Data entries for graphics
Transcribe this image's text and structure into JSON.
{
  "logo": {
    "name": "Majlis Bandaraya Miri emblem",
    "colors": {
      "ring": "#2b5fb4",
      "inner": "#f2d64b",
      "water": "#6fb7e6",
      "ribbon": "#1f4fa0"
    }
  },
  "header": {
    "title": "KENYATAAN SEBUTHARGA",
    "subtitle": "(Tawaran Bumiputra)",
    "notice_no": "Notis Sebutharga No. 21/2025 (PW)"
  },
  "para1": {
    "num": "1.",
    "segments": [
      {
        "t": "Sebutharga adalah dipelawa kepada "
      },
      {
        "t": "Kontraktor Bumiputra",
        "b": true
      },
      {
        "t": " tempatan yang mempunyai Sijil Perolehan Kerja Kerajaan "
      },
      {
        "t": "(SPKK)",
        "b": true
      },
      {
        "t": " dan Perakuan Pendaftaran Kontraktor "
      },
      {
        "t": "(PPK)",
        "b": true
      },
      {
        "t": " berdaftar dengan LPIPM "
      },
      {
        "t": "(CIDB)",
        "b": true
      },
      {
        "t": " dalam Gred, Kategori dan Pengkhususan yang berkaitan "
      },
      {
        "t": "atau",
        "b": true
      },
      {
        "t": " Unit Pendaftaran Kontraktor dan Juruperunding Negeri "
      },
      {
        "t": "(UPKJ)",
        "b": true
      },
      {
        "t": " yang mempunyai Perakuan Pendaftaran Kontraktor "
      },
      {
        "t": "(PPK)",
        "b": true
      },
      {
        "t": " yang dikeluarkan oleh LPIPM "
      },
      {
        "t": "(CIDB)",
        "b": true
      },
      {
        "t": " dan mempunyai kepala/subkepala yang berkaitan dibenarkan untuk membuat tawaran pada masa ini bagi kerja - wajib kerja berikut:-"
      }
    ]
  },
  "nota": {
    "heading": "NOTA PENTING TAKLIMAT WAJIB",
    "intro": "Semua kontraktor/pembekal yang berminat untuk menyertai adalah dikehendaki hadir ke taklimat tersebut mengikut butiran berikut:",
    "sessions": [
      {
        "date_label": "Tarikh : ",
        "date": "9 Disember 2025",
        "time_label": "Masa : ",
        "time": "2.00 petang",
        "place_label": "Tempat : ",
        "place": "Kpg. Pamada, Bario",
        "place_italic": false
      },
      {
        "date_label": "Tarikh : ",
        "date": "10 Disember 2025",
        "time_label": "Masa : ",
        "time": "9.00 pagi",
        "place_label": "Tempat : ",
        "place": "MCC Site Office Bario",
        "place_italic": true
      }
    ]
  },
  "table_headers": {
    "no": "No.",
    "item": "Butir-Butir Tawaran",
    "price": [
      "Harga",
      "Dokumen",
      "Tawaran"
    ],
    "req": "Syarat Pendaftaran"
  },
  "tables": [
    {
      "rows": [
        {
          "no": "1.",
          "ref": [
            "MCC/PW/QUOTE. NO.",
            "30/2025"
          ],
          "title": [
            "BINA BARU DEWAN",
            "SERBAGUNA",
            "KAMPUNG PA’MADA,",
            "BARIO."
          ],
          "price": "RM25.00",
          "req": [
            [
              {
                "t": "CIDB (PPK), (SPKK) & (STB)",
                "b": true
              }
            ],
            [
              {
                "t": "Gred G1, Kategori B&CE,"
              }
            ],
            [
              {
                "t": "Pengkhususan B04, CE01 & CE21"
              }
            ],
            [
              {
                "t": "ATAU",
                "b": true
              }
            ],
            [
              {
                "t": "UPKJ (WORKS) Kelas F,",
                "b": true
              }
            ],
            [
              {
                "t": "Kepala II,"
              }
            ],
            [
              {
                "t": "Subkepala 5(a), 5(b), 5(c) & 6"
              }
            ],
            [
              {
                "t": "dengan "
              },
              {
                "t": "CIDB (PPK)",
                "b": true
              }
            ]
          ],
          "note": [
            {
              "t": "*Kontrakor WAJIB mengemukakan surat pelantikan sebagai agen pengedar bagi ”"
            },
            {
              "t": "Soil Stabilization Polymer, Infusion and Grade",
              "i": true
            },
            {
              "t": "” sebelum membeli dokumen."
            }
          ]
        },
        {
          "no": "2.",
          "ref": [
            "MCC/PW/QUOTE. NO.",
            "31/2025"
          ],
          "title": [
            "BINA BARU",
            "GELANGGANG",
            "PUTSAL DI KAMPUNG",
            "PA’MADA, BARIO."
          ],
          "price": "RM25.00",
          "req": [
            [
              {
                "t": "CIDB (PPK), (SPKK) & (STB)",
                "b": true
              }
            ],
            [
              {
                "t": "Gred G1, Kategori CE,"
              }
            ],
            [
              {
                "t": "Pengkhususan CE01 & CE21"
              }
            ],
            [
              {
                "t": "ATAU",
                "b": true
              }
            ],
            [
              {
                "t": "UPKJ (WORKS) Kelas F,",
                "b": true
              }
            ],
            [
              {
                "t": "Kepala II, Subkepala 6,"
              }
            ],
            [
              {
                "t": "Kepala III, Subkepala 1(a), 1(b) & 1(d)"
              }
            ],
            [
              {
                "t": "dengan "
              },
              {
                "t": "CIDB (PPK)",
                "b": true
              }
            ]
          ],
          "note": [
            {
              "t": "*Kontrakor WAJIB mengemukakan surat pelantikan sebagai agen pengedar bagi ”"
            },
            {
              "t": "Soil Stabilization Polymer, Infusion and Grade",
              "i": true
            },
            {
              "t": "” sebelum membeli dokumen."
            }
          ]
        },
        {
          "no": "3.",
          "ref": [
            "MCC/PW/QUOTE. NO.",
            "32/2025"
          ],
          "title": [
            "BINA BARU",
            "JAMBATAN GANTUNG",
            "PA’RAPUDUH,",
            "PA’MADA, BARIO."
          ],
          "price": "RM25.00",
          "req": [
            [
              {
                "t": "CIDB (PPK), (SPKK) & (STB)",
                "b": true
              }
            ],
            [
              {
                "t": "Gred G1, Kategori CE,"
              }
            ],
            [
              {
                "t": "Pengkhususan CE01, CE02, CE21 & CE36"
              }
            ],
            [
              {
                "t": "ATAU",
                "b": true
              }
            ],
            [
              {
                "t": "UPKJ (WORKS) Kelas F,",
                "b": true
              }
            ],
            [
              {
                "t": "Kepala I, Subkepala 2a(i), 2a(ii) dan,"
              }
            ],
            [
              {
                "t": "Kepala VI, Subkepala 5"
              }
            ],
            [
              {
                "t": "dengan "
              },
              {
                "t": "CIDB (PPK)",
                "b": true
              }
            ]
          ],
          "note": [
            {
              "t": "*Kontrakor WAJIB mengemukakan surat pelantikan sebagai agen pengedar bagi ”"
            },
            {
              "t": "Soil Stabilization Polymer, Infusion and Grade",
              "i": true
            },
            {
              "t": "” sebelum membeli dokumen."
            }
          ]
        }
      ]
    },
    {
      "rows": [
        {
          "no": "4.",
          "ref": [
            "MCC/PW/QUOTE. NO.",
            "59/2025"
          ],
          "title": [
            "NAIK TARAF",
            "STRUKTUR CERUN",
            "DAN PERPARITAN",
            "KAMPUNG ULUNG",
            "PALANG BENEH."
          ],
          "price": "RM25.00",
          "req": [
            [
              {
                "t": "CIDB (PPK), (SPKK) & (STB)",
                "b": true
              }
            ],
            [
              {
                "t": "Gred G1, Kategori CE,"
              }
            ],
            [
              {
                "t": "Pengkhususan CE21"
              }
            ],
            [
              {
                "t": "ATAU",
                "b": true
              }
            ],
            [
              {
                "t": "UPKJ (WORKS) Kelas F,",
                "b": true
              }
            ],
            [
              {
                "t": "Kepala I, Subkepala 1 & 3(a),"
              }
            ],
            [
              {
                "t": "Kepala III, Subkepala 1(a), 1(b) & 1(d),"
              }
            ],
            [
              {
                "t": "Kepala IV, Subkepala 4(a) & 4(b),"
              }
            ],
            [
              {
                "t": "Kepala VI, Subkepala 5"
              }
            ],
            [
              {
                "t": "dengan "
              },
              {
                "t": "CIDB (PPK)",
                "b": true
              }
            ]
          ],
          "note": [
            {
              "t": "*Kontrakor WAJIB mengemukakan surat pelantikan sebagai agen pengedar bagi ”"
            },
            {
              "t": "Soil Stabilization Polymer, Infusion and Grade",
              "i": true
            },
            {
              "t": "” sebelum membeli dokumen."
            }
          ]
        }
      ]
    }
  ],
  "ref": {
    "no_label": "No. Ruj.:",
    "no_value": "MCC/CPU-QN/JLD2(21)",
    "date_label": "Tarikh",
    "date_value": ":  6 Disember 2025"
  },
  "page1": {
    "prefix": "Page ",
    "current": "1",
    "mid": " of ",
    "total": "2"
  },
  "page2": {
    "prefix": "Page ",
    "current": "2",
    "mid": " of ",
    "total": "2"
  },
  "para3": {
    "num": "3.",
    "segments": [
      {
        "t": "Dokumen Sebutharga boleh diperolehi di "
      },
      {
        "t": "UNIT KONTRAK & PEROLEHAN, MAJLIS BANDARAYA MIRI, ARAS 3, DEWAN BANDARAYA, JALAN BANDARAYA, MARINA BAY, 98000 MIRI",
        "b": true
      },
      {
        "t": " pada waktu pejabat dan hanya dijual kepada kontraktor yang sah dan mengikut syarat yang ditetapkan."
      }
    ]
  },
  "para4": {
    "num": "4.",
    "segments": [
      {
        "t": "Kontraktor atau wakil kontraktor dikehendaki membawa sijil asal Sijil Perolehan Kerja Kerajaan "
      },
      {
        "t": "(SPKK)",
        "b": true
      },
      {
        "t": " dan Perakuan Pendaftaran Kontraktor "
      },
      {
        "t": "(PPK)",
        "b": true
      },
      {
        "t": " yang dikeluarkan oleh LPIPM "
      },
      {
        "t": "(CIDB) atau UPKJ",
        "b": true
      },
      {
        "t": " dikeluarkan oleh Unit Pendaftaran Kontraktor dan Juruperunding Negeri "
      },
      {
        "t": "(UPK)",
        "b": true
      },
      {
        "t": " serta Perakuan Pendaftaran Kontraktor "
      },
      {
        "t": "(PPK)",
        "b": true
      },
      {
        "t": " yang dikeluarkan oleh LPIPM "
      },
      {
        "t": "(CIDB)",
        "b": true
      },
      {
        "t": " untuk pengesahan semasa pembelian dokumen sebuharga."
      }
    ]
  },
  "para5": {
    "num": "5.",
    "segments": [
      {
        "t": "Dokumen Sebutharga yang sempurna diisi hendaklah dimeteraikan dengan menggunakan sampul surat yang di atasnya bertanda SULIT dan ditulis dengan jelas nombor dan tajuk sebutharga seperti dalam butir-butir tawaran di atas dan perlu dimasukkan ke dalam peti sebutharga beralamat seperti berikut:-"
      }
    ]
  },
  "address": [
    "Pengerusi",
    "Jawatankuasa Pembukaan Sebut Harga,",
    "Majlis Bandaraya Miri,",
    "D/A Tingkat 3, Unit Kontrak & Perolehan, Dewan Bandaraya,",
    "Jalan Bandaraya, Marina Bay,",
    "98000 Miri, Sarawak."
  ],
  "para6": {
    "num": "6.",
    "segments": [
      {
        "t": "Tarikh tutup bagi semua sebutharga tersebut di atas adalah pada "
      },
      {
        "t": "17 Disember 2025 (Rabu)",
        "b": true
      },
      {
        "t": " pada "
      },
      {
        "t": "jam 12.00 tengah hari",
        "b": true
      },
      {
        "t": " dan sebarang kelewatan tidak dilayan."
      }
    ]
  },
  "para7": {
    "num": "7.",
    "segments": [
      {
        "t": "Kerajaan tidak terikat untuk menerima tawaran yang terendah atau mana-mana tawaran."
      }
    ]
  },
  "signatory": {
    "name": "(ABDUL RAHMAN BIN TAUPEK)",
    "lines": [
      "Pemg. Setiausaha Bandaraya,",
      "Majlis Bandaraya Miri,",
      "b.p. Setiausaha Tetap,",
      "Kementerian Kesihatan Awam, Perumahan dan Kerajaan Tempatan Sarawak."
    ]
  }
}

[Problem to work on]: In the listing, find every line with the word "mempunyai" and state how many there are, nothing more.

[Completed exercise]: 3